▶ Extracted information:
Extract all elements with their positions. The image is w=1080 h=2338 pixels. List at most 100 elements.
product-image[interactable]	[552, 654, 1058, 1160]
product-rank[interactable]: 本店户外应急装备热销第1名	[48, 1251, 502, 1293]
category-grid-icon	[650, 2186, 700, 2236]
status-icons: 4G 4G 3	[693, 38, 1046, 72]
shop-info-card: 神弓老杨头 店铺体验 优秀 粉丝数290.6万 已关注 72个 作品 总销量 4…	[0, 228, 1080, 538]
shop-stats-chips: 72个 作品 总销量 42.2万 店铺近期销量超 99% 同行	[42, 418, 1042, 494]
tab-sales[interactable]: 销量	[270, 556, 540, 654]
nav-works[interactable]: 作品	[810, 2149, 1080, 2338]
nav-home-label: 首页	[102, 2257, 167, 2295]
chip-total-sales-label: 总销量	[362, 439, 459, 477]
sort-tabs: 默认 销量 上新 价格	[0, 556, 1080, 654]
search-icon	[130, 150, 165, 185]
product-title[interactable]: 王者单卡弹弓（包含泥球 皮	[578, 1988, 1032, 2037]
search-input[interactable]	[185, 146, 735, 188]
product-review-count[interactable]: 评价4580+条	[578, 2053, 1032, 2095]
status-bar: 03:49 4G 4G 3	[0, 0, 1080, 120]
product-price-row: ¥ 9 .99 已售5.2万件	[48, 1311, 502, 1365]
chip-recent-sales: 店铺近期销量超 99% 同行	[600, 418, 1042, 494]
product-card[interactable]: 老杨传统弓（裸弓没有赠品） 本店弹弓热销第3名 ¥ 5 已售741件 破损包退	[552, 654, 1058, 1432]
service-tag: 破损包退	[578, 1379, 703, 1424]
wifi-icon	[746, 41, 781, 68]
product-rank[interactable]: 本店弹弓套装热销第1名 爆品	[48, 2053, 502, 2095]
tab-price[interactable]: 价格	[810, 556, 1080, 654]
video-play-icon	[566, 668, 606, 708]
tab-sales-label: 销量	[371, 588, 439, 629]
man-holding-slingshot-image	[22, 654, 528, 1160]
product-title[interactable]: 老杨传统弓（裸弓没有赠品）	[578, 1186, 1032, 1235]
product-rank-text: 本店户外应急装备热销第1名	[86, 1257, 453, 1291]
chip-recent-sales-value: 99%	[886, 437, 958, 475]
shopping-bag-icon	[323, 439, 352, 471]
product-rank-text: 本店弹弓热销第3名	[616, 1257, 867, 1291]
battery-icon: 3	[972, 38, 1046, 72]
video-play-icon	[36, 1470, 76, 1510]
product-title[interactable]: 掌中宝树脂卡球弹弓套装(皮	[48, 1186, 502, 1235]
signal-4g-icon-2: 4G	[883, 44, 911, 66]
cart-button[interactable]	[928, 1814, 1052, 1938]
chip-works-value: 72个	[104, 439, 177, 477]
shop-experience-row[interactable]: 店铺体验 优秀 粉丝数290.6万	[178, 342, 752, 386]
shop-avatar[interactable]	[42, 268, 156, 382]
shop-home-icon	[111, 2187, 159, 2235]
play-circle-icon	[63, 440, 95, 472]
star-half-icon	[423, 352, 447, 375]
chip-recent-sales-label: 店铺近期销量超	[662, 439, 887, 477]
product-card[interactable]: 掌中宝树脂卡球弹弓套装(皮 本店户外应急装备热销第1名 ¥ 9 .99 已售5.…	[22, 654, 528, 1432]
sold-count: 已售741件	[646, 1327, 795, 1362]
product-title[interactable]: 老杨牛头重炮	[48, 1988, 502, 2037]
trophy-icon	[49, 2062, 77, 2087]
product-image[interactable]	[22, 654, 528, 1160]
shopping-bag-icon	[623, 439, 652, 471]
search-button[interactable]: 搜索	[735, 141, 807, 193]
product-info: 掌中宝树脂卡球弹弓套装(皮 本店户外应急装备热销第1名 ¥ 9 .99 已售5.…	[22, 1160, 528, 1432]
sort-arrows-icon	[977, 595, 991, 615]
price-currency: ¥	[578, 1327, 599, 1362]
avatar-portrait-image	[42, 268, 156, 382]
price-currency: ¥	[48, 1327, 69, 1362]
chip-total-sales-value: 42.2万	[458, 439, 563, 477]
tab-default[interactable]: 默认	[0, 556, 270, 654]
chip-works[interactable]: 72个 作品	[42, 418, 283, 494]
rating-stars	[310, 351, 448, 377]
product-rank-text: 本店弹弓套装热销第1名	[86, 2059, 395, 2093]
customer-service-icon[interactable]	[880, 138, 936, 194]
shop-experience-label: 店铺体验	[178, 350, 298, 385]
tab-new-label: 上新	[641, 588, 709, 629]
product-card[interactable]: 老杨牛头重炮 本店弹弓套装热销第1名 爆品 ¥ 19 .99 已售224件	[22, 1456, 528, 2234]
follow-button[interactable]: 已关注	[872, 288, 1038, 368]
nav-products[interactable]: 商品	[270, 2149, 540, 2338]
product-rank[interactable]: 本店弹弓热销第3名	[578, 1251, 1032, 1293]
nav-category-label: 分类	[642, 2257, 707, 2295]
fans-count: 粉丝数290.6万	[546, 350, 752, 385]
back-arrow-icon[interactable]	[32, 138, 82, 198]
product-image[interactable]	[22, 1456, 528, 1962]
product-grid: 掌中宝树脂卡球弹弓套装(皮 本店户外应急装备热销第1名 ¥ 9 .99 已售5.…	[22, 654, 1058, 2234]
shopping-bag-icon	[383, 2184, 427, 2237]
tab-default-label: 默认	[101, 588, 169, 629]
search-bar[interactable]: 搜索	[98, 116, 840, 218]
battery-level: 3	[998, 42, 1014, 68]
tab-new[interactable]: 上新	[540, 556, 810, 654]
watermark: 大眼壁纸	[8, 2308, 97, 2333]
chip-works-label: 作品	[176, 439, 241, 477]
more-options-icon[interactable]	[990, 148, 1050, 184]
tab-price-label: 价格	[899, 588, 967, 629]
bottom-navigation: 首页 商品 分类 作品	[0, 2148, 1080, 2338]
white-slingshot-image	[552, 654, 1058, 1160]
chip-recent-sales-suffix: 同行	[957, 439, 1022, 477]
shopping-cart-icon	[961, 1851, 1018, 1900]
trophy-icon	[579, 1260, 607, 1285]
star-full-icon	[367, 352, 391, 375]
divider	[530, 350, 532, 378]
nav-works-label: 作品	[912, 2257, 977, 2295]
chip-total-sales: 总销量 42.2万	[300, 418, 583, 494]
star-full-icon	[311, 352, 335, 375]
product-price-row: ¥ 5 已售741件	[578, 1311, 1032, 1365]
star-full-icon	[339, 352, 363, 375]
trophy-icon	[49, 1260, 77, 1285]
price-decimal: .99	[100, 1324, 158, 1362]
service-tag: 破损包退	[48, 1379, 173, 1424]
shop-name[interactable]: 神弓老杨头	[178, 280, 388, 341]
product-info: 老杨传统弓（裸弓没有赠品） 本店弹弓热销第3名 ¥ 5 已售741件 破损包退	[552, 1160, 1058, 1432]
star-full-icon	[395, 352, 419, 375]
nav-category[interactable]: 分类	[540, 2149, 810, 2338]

▶ Your task:
Reproduce every item above verbatim, changing nothing and leaving nothing out.

▶ Reply:
Extract all elements with their positions. The image is w=1080 h=2338 pixels. List at most 100 elements.
product-image[interactable]	[552, 654, 1058, 1160]
product-rank[interactable]: 本店户外应急装备热销第1名	[48, 1251, 502, 1293]
category-grid-icon	[650, 2186, 700, 2236]
status-icons: 4G 4G 3	[693, 38, 1046, 72]
shop-info-card: 神弓老杨头 店铺体验 优秀 粉丝数290.6万 已关注 72个 作品 总销量 4…	[0, 228, 1080, 538]
shop-stats-chips: 72个 作品 总销量 42.2万 店铺近期销量超 99% 同行	[42, 418, 1042, 494]
tab-sales[interactable]: 销量	[270, 556, 540, 654]
nav-works[interactable]: 作品	[810, 2149, 1080, 2338]
nav-home-label: 首页	[102, 2257, 167, 2295]
chip-total-sales-label: 总销量	[362, 439, 459, 477]
sort-tabs: 默认 销量 上新 价格	[0, 556, 1080, 654]
search-icon	[130, 150, 165, 185]
product-title[interactable]: 王者单卡弹弓（包含泥球 皮	[578, 1988, 1032, 2037]
search-input[interactable]	[185, 146, 735, 188]
product-review-count[interactable]: 评价4580+条	[578, 2053, 1032, 2095]
status-bar: 03:49 4G 4G 3	[0, 0, 1080, 120]
product-price-row: ¥ 9 .99 已售5.2万件	[48, 1311, 502, 1365]
chip-recent-sales: 店铺近期销量超 99% 同行	[600, 418, 1042, 494]
product-card[interactable]: 老杨传统弓（裸弓没有赠品） 本店弹弓热销第3名 ¥ 5 已售741件 破损包退	[552, 654, 1058, 1432]
service-tag: 破损包退	[578, 1379, 703, 1424]
wifi-icon	[746, 41, 781, 68]
product-rank[interactable]: 本店弹弓套装热销第1名 爆品	[48, 2053, 502, 2095]
tab-price[interactable]: 价格	[810, 556, 1080, 654]
video-play-icon	[566, 668, 606, 708]
tab-sales-label: 销量	[371, 588, 439, 629]
man-holding-slingshot-image	[22, 654, 528, 1160]
product-title[interactable]: 老杨传统弓（裸弓没有赠品）	[578, 1186, 1032, 1235]
product-rank-text: 本店户外应急装备热销第1名	[86, 1257, 453, 1291]
chip-recent-sales-value: 99%	[886, 437, 958, 475]
shopping-bag-icon	[323, 439, 352, 471]
product-rank-text: 本店弹弓热销第3名	[616, 1257, 867, 1291]
battery-icon: 3	[972, 38, 1046, 72]
video-play-icon	[36, 1470, 76, 1510]
product-title[interactable]: 掌中宝树脂卡球弹弓套装(皮	[48, 1186, 502, 1235]
signal-4g-icon-2: 4G	[883, 44, 911, 66]
cart-button[interactable]	[928, 1814, 1052, 1938]
chip-works-value: 72个	[104, 439, 177, 477]
shop-experience-row[interactable]: 店铺体验 优秀 粉丝数290.6万	[178, 342, 752, 386]
shop-avatar[interactable]	[42, 268, 156, 382]
shop-home-icon	[111, 2187, 159, 2235]
play-circle-icon	[63, 440, 95, 472]
star-half-icon	[423, 352, 447, 375]
chip-recent-sales-label: 店铺近期销量超	[662, 439, 887, 477]
product-card[interactable]: 掌中宝树脂卡球弹弓套装(皮 本店户外应急装备热销第1名 ¥ 9 .99 已售5.…	[22, 654, 528, 1432]
sold-count: 已售741件	[646, 1327, 795, 1362]
product-title[interactable]: 老杨牛头重炮	[48, 1988, 502, 2037]
trophy-icon	[49, 2062, 77, 2087]
product-image[interactable]	[22, 654, 528, 1160]
shopping-bag-icon	[623, 439, 652, 471]
search-button[interactable]: 搜索	[735, 141, 807, 193]
product-info: 掌中宝树脂卡球弹弓套装(皮 本店户外应急装备热销第1名 ¥ 9 .99 已售5.…	[22, 1160, 528, 1432]
sort-arrows-icon	[977, 595, 991, 615]
price-currency: ¥	[578, 1327, 599, 1362]
avatar-portrait-image	[42, 268, 156, 382]
price-currency: ¥	[48, 1327, 69, 1362]
chip-total-sales-value: 42.2万	[458, 439, 563, 477]
tab-default[interactable]: 默认	[0, 556, 270, 654]
chip-works[interactable]: 72个 作品	[42, 418, 283, 494]
rating-stars	[310, 351, 448, 377]
product-rank-text: 本店弹弓套装热销第1名	[86, 2059, 395, 2093]
customer-service-icon[interactable]	[880, 138, 936, 194]
shop-experience-label: 店铺体验	[178, 350, 298, 385]
tab-new-label: 上新	[641, 588, 709, 629]
product-card[interactable]: 老杨牛头重炮 本店弹弓套装热销第1名 爆品 ¥ 19 .99 已售224件	[22, 1456, 528, 2234]
follow-button[interactable]: 已关注	[872, 288, 1038, 368]
nav-products[interactable]: 商品	[270, 2149, 540, 2338]
product-rank[interactable]: 本店弹弓热销第3名	[578, 1251, 1032, 1293]
nav-category-label: 分类	[642, 2257, 707, 2295]
fans-count: 粉丝数290.6万	[546, 350, 752, 385]
back-arrow-icon[interactable]	[32, 138, 82, 198]
product-image[interactable]	[22, 1456, 528, 1962]
product-grid: 掌中宝树脂卡球弹弓套装(皮 本店户外应急装备热销第1名 ¥ 9 .99 已售5.…	[22, 654, 1058, 2234]
shopping-bag-icon	[383, 2184, 427, 2237]
tab-default-label: 默认	[101, 588, 169, 629]
search-bar[interactable]: 搜索	[98, 116, 840, 218]
battery-level: 3	[998, 42, 1014, 68]
tab-new[interactable]: 上新	[540, 556, 810, 654]
watermark: 大眼壁纸	[8, 2308, 97, 2333]
chip-works-label: 作品	[176, 439, 241, 477]
more-options-icon[interactable]	[990, 148, 1050, 184]
tab-price-label: 价格	[899, 588, 967, 629]
bottom-navigation: 首页 商品 分类 作品	[0, 2148, 1080, 2338]
white-slingshot-image	[552, 654, 1058, 1160]
chip-recent-sales-suffix: 同行	[957, 439, 1022, 477]
shopping-cart-icon	[961, 1851, 1018, 1900]
trophy-icon	[579, 1260, 607, 1285]
star-full-icon	[367, 352, 391, 375]
divider	[530, 350, 532, 378]
nav-works-label: 作品	[912, 2257, 977, 2295]
chip-total-sales: 总销量 42.2万	[300, 418, 583, 494]
star-full-icon	[311, 352, 335, 375]
product-price-row: ¥ 5 已售741件	[578, 1311, 1032, 1365]
star-full-icon	[339, 352, 363, 375]
trophy-icon	[49, 1260, 77, 1285]
price-decimal: .99	[100, 1324, 158, 1362]
service-tag: 破损包退	[48, 1379, 173, 1424]
shop-name[interactable]: 神弓老杨头	[178, 280, 388, 341]
product-info: 老杨传统弓（裸弓没有赠品） 本店弹弓热销第3名 ¥ 5 已售741件 破损包退	[552, 1160, 1058, 1432]
star-full-icon	[395, 352, 419, 375]
nav-category[interactable]: 分类	[540, 2149, 810, 2338]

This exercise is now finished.